## Supplied records
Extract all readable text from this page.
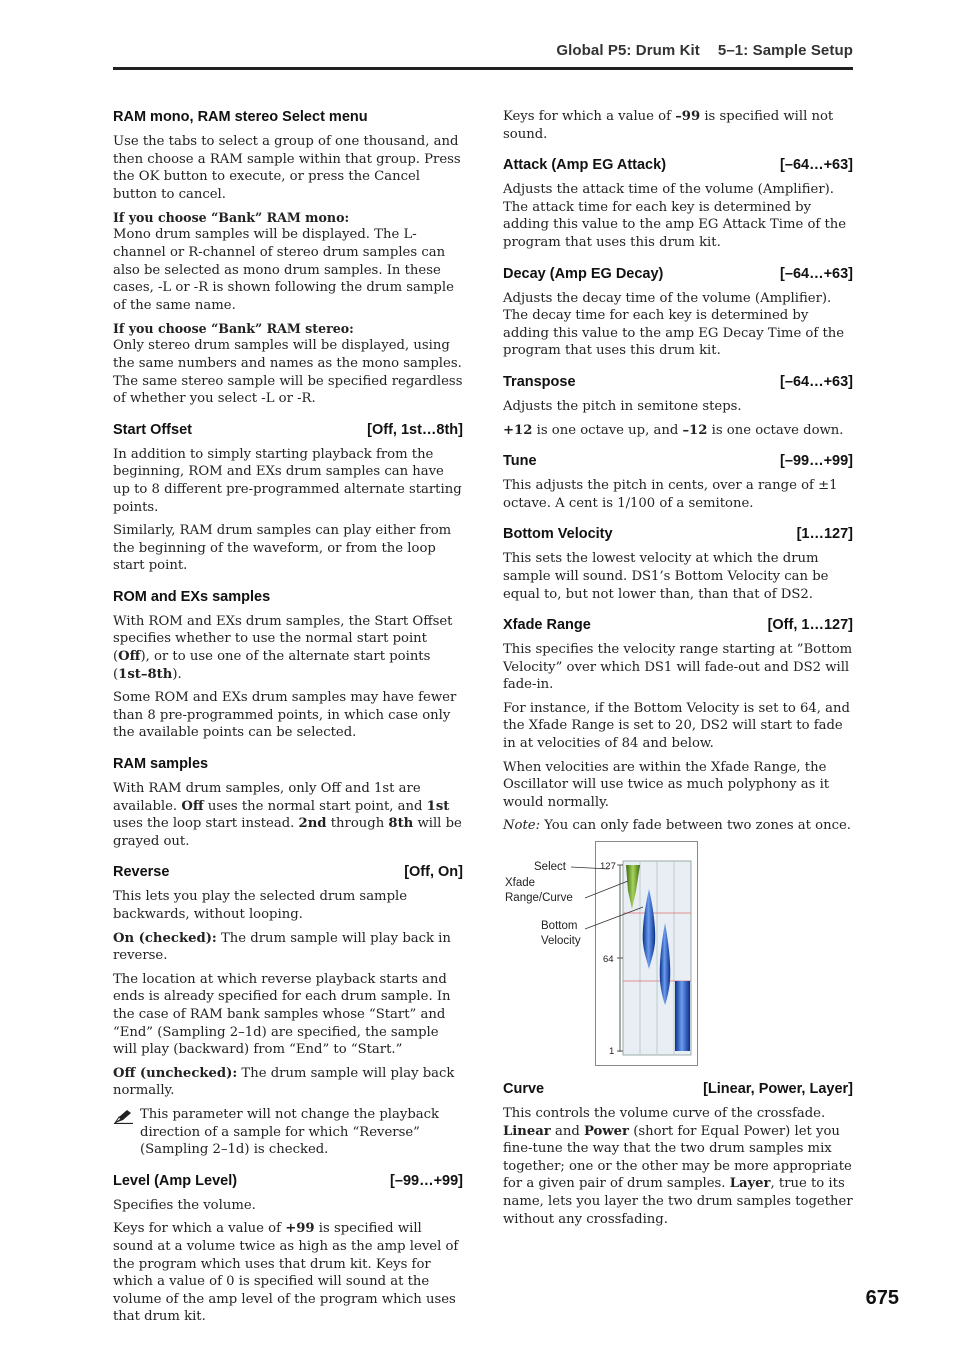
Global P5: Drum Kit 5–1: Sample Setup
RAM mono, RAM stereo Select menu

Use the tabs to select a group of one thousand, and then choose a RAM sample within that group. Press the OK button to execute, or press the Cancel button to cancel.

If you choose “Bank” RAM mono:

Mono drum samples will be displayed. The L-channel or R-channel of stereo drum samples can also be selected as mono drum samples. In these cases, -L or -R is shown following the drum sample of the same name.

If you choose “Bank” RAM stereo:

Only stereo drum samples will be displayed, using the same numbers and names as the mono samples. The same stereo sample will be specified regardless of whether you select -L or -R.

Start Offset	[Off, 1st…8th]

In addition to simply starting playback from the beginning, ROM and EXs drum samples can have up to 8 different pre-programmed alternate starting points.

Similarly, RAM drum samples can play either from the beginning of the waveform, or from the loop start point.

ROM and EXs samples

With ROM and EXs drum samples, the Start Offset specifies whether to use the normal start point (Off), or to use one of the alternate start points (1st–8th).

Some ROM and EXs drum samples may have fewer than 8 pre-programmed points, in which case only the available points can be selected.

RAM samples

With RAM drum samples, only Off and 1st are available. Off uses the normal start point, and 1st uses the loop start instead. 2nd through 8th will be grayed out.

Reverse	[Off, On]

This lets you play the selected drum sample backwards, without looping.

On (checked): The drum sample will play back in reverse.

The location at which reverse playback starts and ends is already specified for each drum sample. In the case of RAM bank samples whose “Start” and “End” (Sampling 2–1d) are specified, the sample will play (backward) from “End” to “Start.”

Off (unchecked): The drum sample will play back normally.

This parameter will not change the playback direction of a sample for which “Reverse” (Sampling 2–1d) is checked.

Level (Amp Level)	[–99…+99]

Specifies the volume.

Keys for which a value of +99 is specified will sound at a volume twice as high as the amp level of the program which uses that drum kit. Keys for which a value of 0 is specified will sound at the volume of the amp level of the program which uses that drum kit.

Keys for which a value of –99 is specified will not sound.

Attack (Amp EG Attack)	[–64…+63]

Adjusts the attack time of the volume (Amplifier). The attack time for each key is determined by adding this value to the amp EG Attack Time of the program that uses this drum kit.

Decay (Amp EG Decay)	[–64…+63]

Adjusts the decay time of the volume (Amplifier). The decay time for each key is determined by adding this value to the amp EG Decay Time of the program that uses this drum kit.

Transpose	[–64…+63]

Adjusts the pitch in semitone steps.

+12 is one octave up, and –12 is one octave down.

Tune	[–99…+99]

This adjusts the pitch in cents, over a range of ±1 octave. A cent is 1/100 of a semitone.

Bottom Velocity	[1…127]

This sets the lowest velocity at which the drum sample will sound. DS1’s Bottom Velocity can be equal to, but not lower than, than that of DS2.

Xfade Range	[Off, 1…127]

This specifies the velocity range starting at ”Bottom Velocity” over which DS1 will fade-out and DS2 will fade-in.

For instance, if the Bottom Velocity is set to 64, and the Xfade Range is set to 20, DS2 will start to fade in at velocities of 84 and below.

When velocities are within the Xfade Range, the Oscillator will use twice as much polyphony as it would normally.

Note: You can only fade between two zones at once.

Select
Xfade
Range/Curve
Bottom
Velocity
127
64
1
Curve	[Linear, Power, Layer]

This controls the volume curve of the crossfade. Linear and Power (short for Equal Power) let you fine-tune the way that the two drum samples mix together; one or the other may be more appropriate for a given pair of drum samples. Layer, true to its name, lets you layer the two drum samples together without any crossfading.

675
---
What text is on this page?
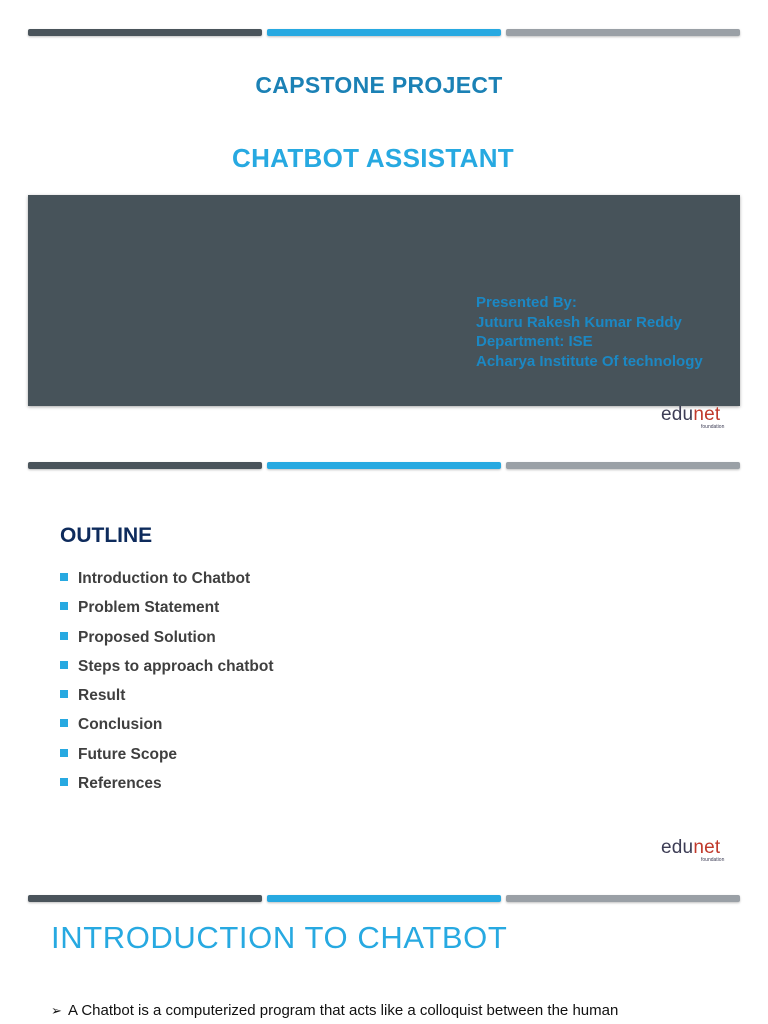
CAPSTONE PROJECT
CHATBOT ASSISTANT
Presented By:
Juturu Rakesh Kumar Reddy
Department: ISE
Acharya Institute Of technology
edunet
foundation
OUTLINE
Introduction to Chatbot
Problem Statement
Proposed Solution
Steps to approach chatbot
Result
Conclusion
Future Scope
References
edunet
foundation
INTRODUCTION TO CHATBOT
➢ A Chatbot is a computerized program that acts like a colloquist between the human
...
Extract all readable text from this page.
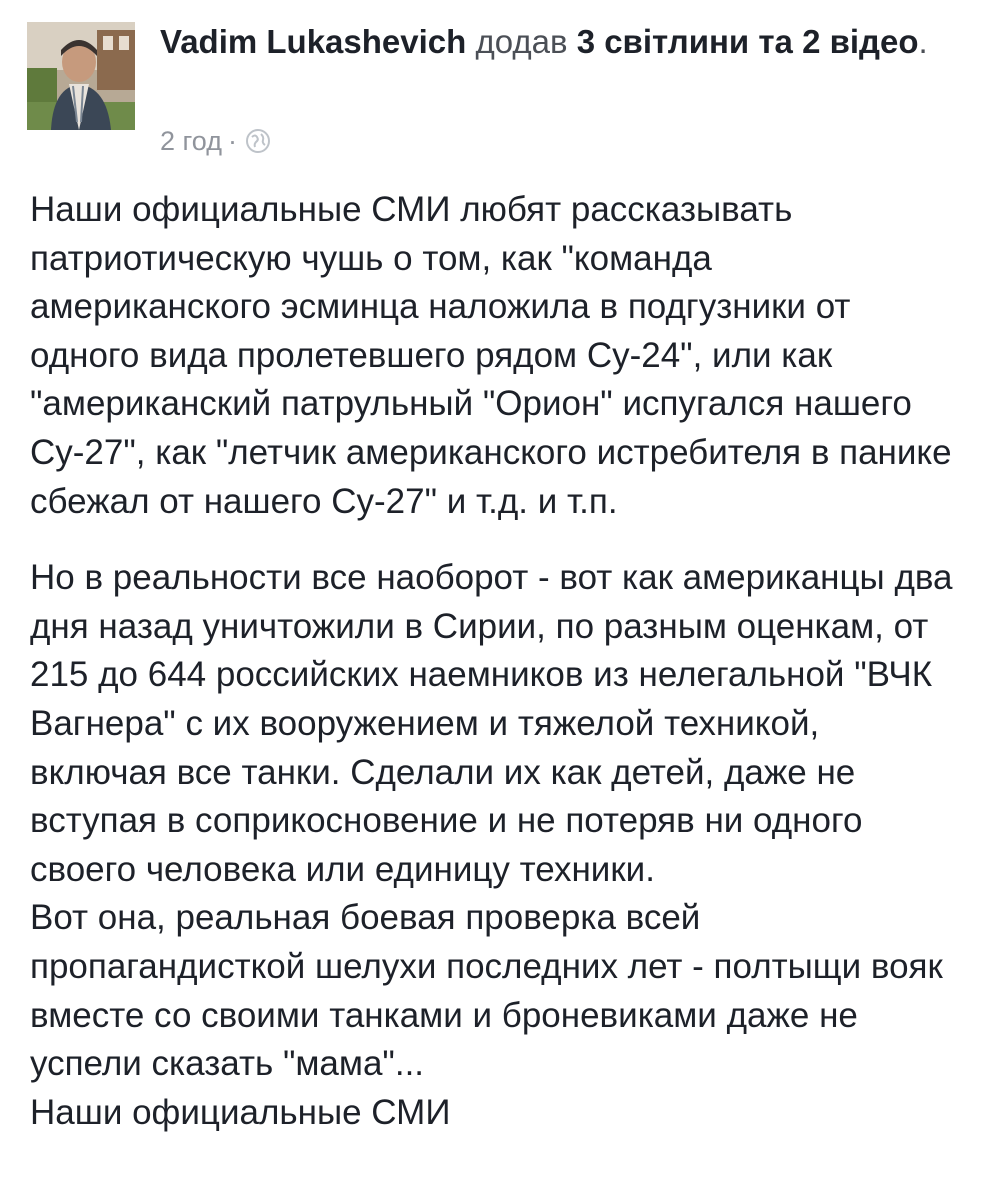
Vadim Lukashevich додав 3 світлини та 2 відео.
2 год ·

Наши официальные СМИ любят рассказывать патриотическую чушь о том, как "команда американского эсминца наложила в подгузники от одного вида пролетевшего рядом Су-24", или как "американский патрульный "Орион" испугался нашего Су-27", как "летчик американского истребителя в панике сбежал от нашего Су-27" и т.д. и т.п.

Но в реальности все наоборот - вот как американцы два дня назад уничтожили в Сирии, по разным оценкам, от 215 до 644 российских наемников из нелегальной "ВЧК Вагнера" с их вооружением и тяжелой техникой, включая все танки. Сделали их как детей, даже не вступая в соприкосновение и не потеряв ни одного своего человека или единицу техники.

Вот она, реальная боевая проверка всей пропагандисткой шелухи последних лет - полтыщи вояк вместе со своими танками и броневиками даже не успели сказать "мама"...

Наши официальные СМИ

## Exercise brief
Pick out the lines containing the string "starting" and show them.

## Solution to the exercise
In addition to simply starting playback from the beginning, ROM and EXs drum samples can have up to 8 different pre-programmed alternate starting points.
This specifies the velocity range starting at ”Bottom Velocity” over which DS1 will fade-out and DS2 will fade-in.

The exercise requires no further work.